Find the string "grid" in the listing and report every line that has it.

== Lines of data ==
********************

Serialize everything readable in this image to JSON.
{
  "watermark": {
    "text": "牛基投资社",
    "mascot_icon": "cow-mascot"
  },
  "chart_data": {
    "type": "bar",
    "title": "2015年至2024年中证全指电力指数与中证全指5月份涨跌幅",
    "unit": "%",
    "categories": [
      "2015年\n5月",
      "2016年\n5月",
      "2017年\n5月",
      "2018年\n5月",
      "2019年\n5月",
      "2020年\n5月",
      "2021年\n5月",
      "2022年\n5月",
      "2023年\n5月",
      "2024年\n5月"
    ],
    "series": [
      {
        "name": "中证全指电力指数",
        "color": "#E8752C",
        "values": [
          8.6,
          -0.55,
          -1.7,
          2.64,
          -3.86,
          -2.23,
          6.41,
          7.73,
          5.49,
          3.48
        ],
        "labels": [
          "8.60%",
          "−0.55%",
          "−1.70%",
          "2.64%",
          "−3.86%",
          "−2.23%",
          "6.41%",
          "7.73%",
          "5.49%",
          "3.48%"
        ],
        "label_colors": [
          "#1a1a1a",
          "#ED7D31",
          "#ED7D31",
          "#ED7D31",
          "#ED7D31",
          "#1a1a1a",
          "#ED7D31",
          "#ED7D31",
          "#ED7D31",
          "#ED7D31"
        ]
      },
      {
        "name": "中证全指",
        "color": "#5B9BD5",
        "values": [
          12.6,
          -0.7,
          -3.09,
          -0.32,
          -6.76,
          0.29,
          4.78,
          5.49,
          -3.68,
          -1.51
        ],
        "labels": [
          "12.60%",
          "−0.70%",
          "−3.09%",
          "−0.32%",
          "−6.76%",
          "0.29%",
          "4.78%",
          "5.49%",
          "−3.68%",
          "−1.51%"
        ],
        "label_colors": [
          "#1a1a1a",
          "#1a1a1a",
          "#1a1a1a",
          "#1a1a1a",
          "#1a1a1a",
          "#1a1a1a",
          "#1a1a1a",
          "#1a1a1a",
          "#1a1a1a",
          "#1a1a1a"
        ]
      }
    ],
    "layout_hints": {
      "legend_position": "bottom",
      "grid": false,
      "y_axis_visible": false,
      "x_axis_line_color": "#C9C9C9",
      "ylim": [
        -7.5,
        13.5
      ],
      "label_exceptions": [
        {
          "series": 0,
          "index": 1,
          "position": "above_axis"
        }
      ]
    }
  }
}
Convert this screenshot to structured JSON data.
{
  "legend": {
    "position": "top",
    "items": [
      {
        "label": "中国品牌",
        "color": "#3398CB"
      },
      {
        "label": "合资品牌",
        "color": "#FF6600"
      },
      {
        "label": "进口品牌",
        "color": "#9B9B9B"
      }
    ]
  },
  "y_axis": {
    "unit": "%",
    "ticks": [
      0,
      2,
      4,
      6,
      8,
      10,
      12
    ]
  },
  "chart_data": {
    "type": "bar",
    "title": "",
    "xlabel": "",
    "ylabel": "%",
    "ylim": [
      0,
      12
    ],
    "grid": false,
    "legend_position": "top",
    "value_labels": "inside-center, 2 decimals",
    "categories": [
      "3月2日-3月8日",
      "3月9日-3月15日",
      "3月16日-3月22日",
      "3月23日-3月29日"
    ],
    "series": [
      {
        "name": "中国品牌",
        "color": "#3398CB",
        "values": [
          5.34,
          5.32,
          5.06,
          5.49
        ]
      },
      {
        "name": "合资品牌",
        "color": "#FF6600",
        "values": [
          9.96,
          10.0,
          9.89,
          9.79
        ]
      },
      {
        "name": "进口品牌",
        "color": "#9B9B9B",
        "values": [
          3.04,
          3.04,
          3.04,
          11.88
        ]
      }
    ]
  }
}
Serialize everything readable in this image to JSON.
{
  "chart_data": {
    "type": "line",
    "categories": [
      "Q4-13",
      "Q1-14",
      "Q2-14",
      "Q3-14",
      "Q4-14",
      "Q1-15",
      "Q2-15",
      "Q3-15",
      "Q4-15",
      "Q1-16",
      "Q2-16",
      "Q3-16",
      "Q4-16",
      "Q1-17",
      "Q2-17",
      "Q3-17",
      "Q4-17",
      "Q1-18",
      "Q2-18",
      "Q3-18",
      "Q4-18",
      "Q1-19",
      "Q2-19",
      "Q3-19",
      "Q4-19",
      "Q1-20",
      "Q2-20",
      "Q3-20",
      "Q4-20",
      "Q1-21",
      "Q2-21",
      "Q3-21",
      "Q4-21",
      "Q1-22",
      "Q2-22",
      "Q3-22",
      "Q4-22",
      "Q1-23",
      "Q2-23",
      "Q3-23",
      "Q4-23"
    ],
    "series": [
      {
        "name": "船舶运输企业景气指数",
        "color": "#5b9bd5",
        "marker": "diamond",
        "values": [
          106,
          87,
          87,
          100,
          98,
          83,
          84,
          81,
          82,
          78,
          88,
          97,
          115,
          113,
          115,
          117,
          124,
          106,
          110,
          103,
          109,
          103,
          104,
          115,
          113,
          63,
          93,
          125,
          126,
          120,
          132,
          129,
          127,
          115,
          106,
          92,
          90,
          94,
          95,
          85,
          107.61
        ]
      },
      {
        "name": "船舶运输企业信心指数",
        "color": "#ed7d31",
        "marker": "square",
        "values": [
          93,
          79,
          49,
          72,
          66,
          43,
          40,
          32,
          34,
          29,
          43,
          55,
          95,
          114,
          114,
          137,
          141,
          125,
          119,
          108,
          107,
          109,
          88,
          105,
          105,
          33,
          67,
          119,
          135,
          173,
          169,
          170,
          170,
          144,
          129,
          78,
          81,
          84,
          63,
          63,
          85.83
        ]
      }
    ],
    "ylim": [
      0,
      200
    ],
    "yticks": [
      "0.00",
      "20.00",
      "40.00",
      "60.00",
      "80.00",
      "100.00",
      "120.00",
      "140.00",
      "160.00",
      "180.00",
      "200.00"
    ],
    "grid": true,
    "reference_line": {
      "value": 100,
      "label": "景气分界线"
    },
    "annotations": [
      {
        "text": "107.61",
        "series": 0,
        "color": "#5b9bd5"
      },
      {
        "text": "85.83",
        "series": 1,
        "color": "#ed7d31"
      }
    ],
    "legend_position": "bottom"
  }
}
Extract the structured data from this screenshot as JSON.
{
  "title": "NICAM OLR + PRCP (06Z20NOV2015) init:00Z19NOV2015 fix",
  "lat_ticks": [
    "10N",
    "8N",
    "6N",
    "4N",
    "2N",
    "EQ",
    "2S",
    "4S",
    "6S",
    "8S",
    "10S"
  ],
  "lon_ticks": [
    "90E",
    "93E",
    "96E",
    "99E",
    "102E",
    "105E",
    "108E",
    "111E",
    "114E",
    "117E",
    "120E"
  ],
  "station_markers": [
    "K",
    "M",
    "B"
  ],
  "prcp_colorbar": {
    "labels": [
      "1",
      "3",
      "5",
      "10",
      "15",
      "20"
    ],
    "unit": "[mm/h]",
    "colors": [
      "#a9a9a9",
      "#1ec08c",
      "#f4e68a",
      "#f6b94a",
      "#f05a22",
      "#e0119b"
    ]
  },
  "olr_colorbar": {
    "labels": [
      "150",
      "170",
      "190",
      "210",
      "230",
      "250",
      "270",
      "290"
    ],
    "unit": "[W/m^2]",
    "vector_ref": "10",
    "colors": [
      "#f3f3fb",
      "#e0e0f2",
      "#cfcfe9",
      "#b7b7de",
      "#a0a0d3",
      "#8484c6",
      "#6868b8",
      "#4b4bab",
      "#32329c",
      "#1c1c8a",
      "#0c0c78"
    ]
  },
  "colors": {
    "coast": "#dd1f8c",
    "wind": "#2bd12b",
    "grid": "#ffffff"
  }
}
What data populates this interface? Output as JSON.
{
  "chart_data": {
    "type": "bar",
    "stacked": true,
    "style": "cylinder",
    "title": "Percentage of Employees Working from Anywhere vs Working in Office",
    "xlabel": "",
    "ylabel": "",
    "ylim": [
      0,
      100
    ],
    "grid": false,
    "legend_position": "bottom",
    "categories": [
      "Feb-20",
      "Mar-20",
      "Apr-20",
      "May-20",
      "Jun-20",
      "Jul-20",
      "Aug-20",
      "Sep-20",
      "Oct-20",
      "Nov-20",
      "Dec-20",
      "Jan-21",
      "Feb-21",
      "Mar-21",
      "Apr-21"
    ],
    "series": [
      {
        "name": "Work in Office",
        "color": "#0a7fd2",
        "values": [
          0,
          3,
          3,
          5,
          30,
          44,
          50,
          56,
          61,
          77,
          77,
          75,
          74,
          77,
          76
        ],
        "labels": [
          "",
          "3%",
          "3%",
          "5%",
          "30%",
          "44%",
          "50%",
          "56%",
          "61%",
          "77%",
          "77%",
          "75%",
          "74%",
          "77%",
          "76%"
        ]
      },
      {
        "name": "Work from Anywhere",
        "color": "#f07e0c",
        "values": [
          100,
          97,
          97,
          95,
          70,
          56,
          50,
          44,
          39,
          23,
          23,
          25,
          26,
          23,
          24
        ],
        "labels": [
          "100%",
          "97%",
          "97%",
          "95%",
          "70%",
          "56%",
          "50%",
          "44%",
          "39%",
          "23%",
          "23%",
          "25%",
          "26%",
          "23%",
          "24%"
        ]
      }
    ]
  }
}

********************

== Exercise solution ==
      "grid": false,
    "grid": false,
    "grid": true,
    "grid": "#ffffff"
    "grid": false,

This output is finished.